EXERCISE TASK =
Please print all of the material below, word for word.

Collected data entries
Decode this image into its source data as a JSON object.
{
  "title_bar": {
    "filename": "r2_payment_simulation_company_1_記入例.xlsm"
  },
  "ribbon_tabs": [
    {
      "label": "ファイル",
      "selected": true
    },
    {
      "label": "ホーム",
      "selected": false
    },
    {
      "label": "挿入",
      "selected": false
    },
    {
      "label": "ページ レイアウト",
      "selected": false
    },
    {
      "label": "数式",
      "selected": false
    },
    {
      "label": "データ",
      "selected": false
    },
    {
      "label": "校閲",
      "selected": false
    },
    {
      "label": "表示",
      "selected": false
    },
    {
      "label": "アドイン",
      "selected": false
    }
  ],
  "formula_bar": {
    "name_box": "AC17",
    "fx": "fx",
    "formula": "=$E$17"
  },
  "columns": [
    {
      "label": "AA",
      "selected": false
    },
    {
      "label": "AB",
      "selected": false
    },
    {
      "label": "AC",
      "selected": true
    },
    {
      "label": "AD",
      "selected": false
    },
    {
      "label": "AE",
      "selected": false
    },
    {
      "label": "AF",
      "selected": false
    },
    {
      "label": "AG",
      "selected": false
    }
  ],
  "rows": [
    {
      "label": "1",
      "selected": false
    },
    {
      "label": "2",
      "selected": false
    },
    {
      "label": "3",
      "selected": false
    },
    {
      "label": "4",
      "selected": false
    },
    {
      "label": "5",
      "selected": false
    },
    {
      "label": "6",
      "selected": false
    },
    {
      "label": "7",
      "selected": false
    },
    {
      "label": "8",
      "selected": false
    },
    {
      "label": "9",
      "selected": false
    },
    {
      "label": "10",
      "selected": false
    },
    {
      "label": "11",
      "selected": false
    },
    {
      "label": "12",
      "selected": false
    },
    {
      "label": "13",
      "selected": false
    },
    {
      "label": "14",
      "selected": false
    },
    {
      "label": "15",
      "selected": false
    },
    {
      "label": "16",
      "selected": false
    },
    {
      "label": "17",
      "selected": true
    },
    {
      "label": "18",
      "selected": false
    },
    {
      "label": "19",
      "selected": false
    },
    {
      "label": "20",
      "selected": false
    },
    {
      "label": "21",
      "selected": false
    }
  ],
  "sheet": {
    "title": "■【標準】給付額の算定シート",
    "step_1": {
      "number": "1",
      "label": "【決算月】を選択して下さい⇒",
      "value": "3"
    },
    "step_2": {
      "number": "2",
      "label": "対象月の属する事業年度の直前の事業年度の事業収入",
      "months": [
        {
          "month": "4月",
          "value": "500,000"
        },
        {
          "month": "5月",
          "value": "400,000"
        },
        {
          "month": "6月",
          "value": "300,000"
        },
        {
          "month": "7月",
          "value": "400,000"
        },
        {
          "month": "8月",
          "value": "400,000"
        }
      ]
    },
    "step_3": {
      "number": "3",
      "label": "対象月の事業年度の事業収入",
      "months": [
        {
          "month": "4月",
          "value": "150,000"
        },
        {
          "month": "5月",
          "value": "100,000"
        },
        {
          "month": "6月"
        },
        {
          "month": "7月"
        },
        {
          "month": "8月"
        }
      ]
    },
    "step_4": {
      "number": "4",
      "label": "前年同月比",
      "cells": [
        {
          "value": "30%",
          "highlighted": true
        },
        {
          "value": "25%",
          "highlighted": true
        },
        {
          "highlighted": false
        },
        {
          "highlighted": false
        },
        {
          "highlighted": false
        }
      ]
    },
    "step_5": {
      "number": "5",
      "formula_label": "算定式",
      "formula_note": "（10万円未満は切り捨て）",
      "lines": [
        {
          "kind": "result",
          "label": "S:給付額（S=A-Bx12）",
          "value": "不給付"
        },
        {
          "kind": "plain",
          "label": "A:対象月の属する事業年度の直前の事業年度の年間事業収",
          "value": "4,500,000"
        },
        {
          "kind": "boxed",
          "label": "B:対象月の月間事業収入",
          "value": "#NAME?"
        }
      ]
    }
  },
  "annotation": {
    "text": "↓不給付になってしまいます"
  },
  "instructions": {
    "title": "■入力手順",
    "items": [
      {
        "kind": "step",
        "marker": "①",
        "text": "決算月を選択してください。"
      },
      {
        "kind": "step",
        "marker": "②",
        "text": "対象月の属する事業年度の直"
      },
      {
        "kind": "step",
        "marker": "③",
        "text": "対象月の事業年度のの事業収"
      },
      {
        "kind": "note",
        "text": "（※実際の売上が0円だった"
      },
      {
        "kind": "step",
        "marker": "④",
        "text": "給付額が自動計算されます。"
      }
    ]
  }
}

WRITTEN RESPONSE =
Decode this image into its source data as a JSON object.
{
  "title_bar": {
    "filename": "r2_payment_simulation_company_1_記入例.xlsm"
  },
  "ribbon_tabs": [
    {
      "label": "ファイル",
      "selected": true
    },
    {
      "label": "ホーム",
      "selected": false
    },
    {
      "label": "挿入",
      "selected": false
    },
    {
      "label": "ページ レイアウト",
      "selected": false
    },
    {
      "label": "数式",
      "selected": false
    },
    {
      "label": "データ",
      "selected": false
    },
    {
      "label": "校閲",
      "selected": false
    },
    {
      "label": "表示",
      "selected": false
    },
    {
      "label": "アドイン",
      "selected": false
    }
  ],
  "formula_bar": {
    "name_box": "AC17",
    "fx": "fx",
    "formula": "=$E$17"
  },
  "columns": [
    {
      "label": "AA",
      "selected": false
    },
    {
      "label": "AB",
      "selected": false
    },
    {
      "label": "AC",
      "selected": true
    },
    {
      "label": "AD",
      "selected": false
    },
    {
      "label": "AE",
      "selected": false
    },
    {
      "label": "AF",
      "selected": false
    },
    {
      "label": "AG",
      "selected": false
    }
  ],
  "rows": [
    {
      "label": "1",
      "selected": false
    },
    {
      "label": "2",
      "selected": false
    },
    {
      "label": "3",
      "selected": false
    },
    {
      "label": "4",
      "selected": false
    },
    {
      "label": "5",
      "selected": false
    },
    {
      "label": "6",
      "selected": false
    },
    {
      "label": "7",
      "selected": false
    },
    {
      "label": "8",
      "selected": false
    },
    {
      "label": "9",
      "selected": false
    },
    {
      "label": "10",
      "selected": false
    },
    {
      "label": "11",
      "selected": false
    },
    {
      "label": "12",
      "selected": false
    },
    {
      "label": "13",
      "selected": false
    },
    {
      "label": "14",
      "selected": false
    },
    {
      "label": "15",
      "selected": false
    },
    {
      "label": "16",
      "selected": false
    },
    {
      "label": "17",
      "selected": true
    },
    {
      "label": "18",
      "selected": false
    },
    {
      "label": "19",
      "selected": false
    },
    {
      "label": "20",
      "selected": false
    },
    {
      "label": "21",
      "selected": false
    }
  ],
  "sheet": {
    "title": "■【標準】給付額の算定シート",
    "step_1": {
      "number": "1",
      "label": "【決算月】を選択して下さい⇒",
      "value": "3"
    },
    "step_2": {
      "number": "2",
      "label": "対象月の属する事業年度の直前の事業年度の事業収入",
      "months": [
        {
          "month": "4月",
          "value": "500,000"
        },
        {
          "month": "5月",
          "value": "400,000"
        },
        {
          "month": "6月",
          "value": "300,000"
        },
        {
          "month": "7月",
          "value": "400,000"
        },
        {
          "month": "8月",
          "value": "400,000"
        }
      ]
    },
    "step_3": {
      "number": "3",
      "label": "対象月の事業年度の事業収入",
      "months": [
        {
          "month": "4月",
          "value": "150,000"
        },
        {
          "month": "5月",
          "value": "100,000"
        },
        {
          "month": "6月"
        },
        {
          "month": "7月"
        },
        {
          "month": "8月"
        }
      ]
    },
    "step_4": {
      "number": "4",
      "label": "前年同月比",
      "cells": [
        {
          "value": "30%",
          "highlighted": true
        },
        {
          "value": "25%",
          "highlighted": true
        },
        {
          "highlighted": false
        },
        {
          "highlighted": false
        },
        {
          "highlighted": false
        }
      ]
    },
    "step_5": {
      "number": "5",
      "formula_label": "算定式",
      "formula_note": "（10万円未満は切り捨て）",
      "lines": [
        {
          "kind": "result",
          "label": "S:給付額（S=A-Bx12）",
          "value": "不給付"
        },
        {
          "kind": "plain",
          "label": "A:対象月の属する事業年度の直前の事業年度の年間事業収",
          "value": "4,500,000"
        },
        {
          "kind": "boxed",
          "label": "B:対象月の月間事業収入",
          "value": "#NAME?"
        }
      ]
    }
  },
  "annotation": {
    "text": "↓不給付になってしまいます"
  },
  "instructions": {
    "title": "■入力手順",
    "items": [
      {
        "kind": "step",
        "marker": "①",
        "text": "決算月を選択してください。"
      },
      {
        "kind": "step",
        "marker": "②",
        "text": "対象月の属する事業年度の直"
      },
      {
        "kind": "step",
        "marker": "③",
        "text": "対象月の事業年度のの事業収"
      },
      {
        "kind": "note",
        "text": "（※実際の売上が0円だった"
      },
      {
        "kind": "step",
        "marker": "④",
        "text": "給付額が自動計算されます。"
      }
    ]
  }
}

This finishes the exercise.